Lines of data
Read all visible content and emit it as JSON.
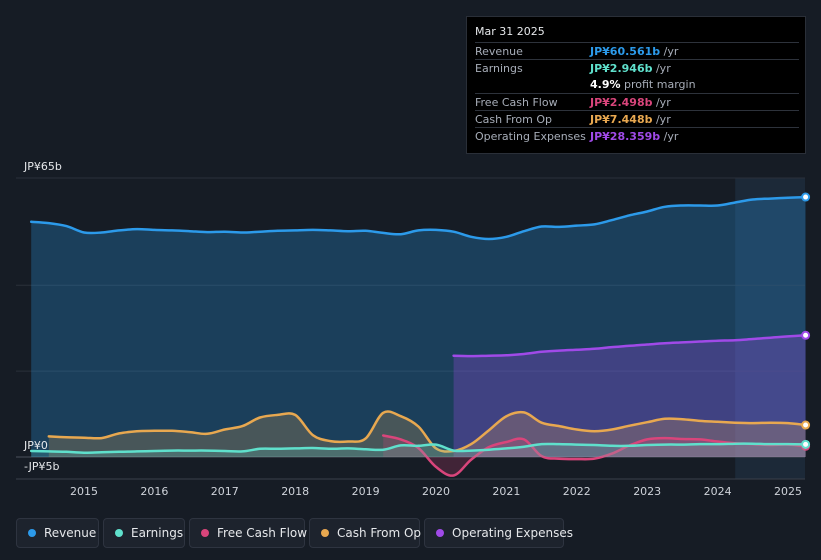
{
  "colors": {
    "revenue": "#2c9aea",
    "earnings": "#5fe0cc",
    "fcf": "#d9457b",
    "cfo": "#e8a850",
    "opex": "#a04ae8",
    "grid": "#2a303a",
    "axis_text": "#cfd3da"
  },
  "tooltip": {
    "date": "Mar 31 2025",
    "rows": [
      {
        "label": "Revenue",
        "value": "JP¥60.561b",
        "unit": " /yr",
        "color": "#2c9aea"
      },
      {
        "label": "Earnings",
        "value": "JP¥2.946b",
        "unit": " /yr",
        "color": "#5fe0cc"
      },
      {
        "label": "",
        "value": "4.9%",
        "unit": " profit margin",
        "color": "#ffffff"
      },
      {
        "label": "Free Cash Flow",
        "value": "JP¥2.498b",
        "unit": " /yr",
        "color": "#d9457b"
      },
      {
        "label": "Cash From Op",
        "value": "JP¥7.448b",
        "unit": " /yr",
        "color": "#e8a850"
      },
      {
        "label": "Operating Expenses",
        "value": "JP¥28.359b",
        "unit": " /yr",
        "color": "#a04ae8"
      }
    ]
  },
  "legend": [
    "Revenue",
    "Earnings",
    "Free Cash Flow",
    "Cash From Op",
    "Operating Expenses"
  ],
  "chart_data": {
    "type": "area",
    "title": "",
    "xlabel": "",
    "ylabel": "",
    "ylim": [
      -5,
      65
    ],
    "y_tick_labels": [
      "JP¥65b",
      "JP¥0",
      "-JP¥5b"
    ],
    "x_ticks": [
      "2015",
      "2016",
      "2017",
      "2018",
      "2019",
      "2020",
      "2021",
      "2022",
      "2023",
      "2024",
      "2025"
    ],
    "series": [
      {
        "name": "Revenue",
        "key": "revenue",
        "x": [
          2014.25,
          2014.5,
          2014.75,
          2015.0,
          2015.25,
          2015.5,
          2015.75,
          2016.0,
          2016.25,
          2016.5,
          2016.75,
          2017.0,
          2017.25,
          2017.5,
          2017.75,
          2018.0,
          2018.25,
          2018.5,
          2018.75,
          2019.0,
          2019.25,
          2019.5,
          2019.75,
          2020.0,
          2020.25,
          2020.5,
          2020.75,
          2021.0,
          2021.25,
          2021.5,
          2021.75,
          2022.0,
          2022.25,
          2022.5,
          2022.75,
          2023.0,
          2023.25,
          2023.5,
          2023.75,
          2024.0,
          2024.25,
          2024.5,
          2024.75,
          2025.0,
          2025.25
        ],
        "y": [
          54.8,
          54.5,
          53.8,
          52.3,
          52.3,
          52.8,
          53.1,
          52.9,
          52.8,
          52.6,
          52.4,
          52.5,
          52.3,
          52.5,
          52.7,
          52.8,
          52.9,
          52.8,
          52.6,
          52.7,
          52.2,
          51.9,
          52.8,
          52.9,
          52.5,
          51.3,
          50.8,
          51.3,
          52.6,
          53.7,
          53.6,
          53.9,
          54.2,
          55.2,
          56.3,
          57.2,
          58.3,
          58.6,
          58.6,
          58.6,
          59.3,
          60.0,
          60.2,
          60.4,
          60.561
        ]
      },
      {
        "name": "Operating Expenses",
        "key": "opex",
        "x": [
          2020.25,
          2020.5,
          2020.75,
          2021.0,
          2021.25,
          2021.5,
          2021.75,
          2022.0,
          2022.25,
          2022.5,
          2022.75,
          2023.0,
          2023.25,
          2023.5,
          2023.75,
          2024.0,
          2024.25,
          2024.5,
          2024.75,
          2025.0,
          2025.25
        ],
        "y": [
          23.6,
          23.5,
          23.6,
          23.7,
          24.0,
          24.5,
          24.8,
          25.0,
          25.2,
          25.6,
          25.9,
          26.2,
          26.5,
          26.7,
          26.9,
          27.1,
          27.2,
          27.5,
          27.8,
          28.1,
          28.359
        ]
      },
      {
        "name": "Cash From Op",
        "key": "cfo",
        "x": [
          2014.5,
          2014.75,
          2015.0,
          2015.25,
          2015.5,
          2015.75,
          2016.0,
          2016.25,
          2016.5,
          2016.75,
          2017.0,
          2017.25,
          2017.5,
          2017.75,
          2018.0,
          2018.25,
          2018.5,
          2018.75,
          2019.0,
          2019.25,
          2019.5,
          2019.75,
          2020.0,
          2020.25,
          2020.5,
          2020.75,
          2021.0,
          2021.25,
          2021.5,
          2021.75,
          2022.0,
          2022.25,
          2022.5,
          2022.75,
          2023.0,
          2023.25,
          2023.5,
          2023.75,
          2024.0,
          2024.25,
          2024.5,
          2024.75,
          2025.0,
          2025.25
        ],
        "y": [
          4.8,
          4.6,
          4.5,
          4.4,
          5.5,
          6.0,
          6.1,
          6.1,
          5.8,
          5.4,
          6.4,
          7.2,
          9.2,
          9.8,
          9.8,
          5.1,
          3.7,
          3.6,
          4.3,
          10.3,
          9.5,
          7.1,
          2.0,
          1.4,
          3.0,
          6.2,
          9.5,
          10.4,
          8.0,
          7.2,
          6.4,
          6.0,
          6.4,
          7.3,
          8.1,
          8.9,
          8.8,
          8.4,
          8.2,
          8.0,
          7.9,
          8.0,
          7.9,
          7.448
        ]
      },
      {
        "name": "Free Cash Flow",
        "key": "fcf",
        "x": [
          2019.25,
          2019.5,
          2019.75,
          2020.0,
          2020.25,
          2020.5,
          2020.75,
          2021.0,
          2021.25,
          2021.5,
          2021.75,
          2022.0,
          2022.25,
          2022.5,
          2022.75,
          2023.0,
          2023.25,
          2023.5,
          2023.75,
          2024.0,
          2024.25,
          2024.5,
          2024.75,
          2025.0,
          2025.25
        ],
        "y": [
          5.0,
          4.1,
          2.1,
          -2.3,
          -4.3,
          -0.6,
          2.3,
          3.5,
          4.1,
          0.2,
          -0.4,
          -0.5,
          -0.4,
          0.8,
          2.7,
          4.1,
          4.4,
          4.2,
          4.1,
          3.6,
          3.2,
          3.0,
          2.8,
          2.9,
          2.498
        ]
      },
      {
        "name": "Earnings",
        "key": "earnings",
        "x": [
          2014.25,
          2014.5,
          2014.75,
          2015.0,
          2015.25,
          2015.5,
          2015.75,
          2016.0,
          2016.25,
          2016.5,
          2016.75,
          2017.0,
          2017.25,
          2017.5,
          2017.75,
          2018.0,
          2018.25,
          2018.5,
          2018.75,
          2019.0,
          2019.25,
          2019.5,
          2019.75,
          2020.0,
          2020.25,
          2020.5,
          2020.75,
          2021.0,
          2021.25,
          2021.5,
          2021.75,
          2022.0,
          2022.25,
          2022.5,
          2022.75,
          2023.0,
          2023.25,
          2023.5,
          2023.75,
          2024.0,
          2024.25,
          2024.5,
          2024.75,
          2025.0,
          2025.25
        ],
        "y": [
          1.4,
          1.3,
          1.2,
          1.0,
          1.1,
          1.2,
          1.3,
          1.4,
          1.5,
          1.5,
          1.5,
          1.4,
          1.3,
          1.9,
          1.9,
          2.0,
          2.1,
          1.9,
          2.0,
          1.8,
          1.7,
          2.7,
          2.6,
          2.9,
          1.5,
          1.5,
          1.7,
          2.0,
          2.4,
          3.0,
          3.0,
          2.9,
          2.8,
          2.6,
          2.6,
          2.8,
          2.9,
          2.9,
          3.0,
          3.0,
          3.1,
          3.1,
          3.0,
          3.0,
          2.946
        ]
      }
    ]
  }
}
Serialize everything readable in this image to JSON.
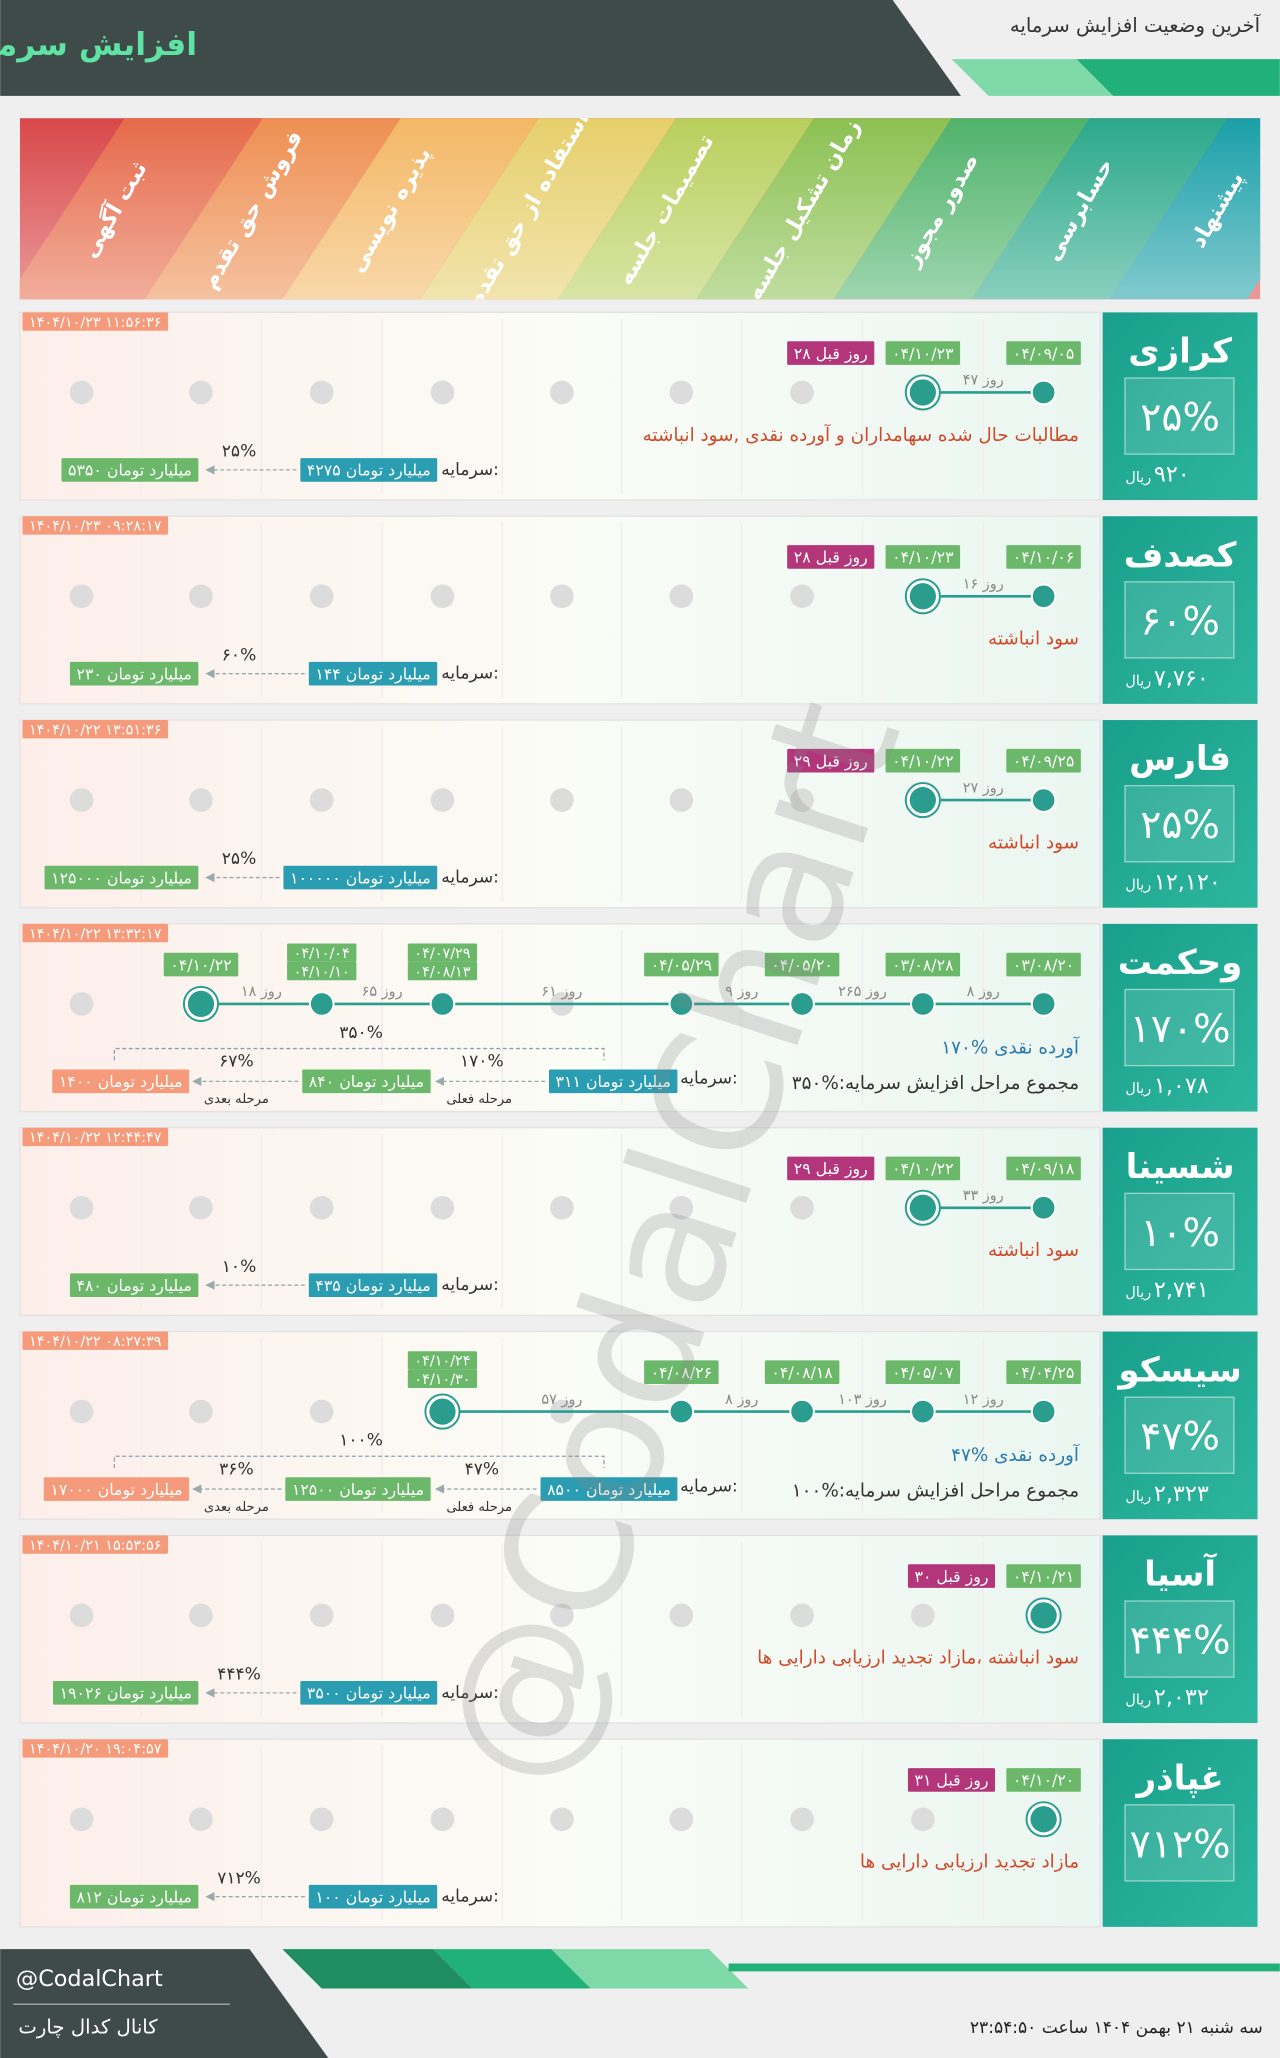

#### WHAT THE EXERCISE ASKS
Pull out each line of the entries that contains "value".

#### WRITTEN REPLY
        "value": "JP¥60.561b",
        "value": "JP¥2.946b",
        "value": "4.9%",
        "value": "JP¥2.498b",
        "value": "JP¥7.448b",
        "value": "JP¥28.359b",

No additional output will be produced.